TEXT PROVIDED:
•••
Figure 7.

Newly synthesized, anterogradely transported proteins are not concentrated in the pre-Golgi tubules accumulating in Baf A1-treated cells. (A–C) BHK-21 cells were infected with an SFV vector encoding the human TfR, treated with Baf-A1, and double-stained for rab1p (A) and TfR (B). C shows the merged confocal image. Partial colocalization of rab1p and TfR is observed in the punctate pre-Golgi structures (arrows), whereas both central and peripheral (see insets in A and B) rab1p-positive tubules do not contain detectable amounts of TfR. (D–G) Double-localization of rab1p (D and F) and the VSV-G protein (E and G) in tsO45 mutant-infected, Baf A1-treated cells incubated for 3 h at 39.5°C (D and E) or shifted for an additional 5 min to 32°C in the continuous presence of the drug (F and G), to synchronize the export of the G protein from the ER. At 39.5°C, the bulk of the G protein remains arrested in the ER and is not detected in the rab1p-positive tubules (arrowheads in D and E). In cells shifted to 32°C, the G protein and rab1p partially colocalize in the Golgi region (asterisk) and many of the punctate pre-Golgi structures (arrows), whereas the rab1p-positive tubules remain mostly devoid of the G protein. (H) To study the effect of Baf A1 on endocytic compartments, BHK-21 cells expressing human TfR were incubated in medium containing mouse anti-TfR antibodies. After Baf A1-treatment the cells were fixed, and the internalized TfR-antibody complexes were visualized using fluorochrome-coupled secondary antibodies. Note the tubular connections between peripheral and central endocytic structures (arrowheads). Bars, 5 μm (A–C, H) and 10 μm (D–G).
•••
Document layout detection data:
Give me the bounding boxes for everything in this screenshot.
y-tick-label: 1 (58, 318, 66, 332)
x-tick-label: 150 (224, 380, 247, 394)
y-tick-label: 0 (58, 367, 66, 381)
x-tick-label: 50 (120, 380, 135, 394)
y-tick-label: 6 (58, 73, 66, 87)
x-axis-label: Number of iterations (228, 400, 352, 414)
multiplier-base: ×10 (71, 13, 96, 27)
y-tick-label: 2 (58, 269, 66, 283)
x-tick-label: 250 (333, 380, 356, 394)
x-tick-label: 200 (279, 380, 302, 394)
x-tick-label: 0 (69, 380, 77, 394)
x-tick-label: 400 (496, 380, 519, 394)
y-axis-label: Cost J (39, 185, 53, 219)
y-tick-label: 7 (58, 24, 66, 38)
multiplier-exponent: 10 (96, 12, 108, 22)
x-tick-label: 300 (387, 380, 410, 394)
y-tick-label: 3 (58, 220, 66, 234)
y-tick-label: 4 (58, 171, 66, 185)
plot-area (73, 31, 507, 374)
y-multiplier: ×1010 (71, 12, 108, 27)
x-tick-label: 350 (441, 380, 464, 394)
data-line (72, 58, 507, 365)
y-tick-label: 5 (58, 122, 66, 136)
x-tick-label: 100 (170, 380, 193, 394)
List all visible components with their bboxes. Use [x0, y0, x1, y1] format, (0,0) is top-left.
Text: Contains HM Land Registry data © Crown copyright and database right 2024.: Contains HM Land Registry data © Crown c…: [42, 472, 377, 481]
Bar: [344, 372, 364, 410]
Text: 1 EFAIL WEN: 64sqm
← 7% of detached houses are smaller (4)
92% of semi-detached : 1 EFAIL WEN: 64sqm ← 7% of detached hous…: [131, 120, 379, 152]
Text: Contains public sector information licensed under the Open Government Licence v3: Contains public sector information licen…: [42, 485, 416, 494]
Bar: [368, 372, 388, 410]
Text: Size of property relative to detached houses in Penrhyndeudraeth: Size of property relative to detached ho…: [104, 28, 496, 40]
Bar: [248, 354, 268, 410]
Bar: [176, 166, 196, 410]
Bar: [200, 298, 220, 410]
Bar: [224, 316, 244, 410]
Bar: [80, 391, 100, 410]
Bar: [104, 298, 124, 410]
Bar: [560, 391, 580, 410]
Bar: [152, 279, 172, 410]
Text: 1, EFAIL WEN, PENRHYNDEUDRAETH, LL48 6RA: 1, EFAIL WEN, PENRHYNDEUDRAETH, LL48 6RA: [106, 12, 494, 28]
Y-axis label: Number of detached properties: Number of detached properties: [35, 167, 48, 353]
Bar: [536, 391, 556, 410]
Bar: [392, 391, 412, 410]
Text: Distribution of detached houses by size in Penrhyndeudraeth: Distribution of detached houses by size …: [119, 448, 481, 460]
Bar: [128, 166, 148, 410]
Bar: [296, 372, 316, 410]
•••
WHAT THIS TASK INVOLVES: Please state how long the figure legend says the tsO45 mutant-infected, Baf A1-treated cells were incubated at 39.5°C.

RESPONSE BOX: 3 hours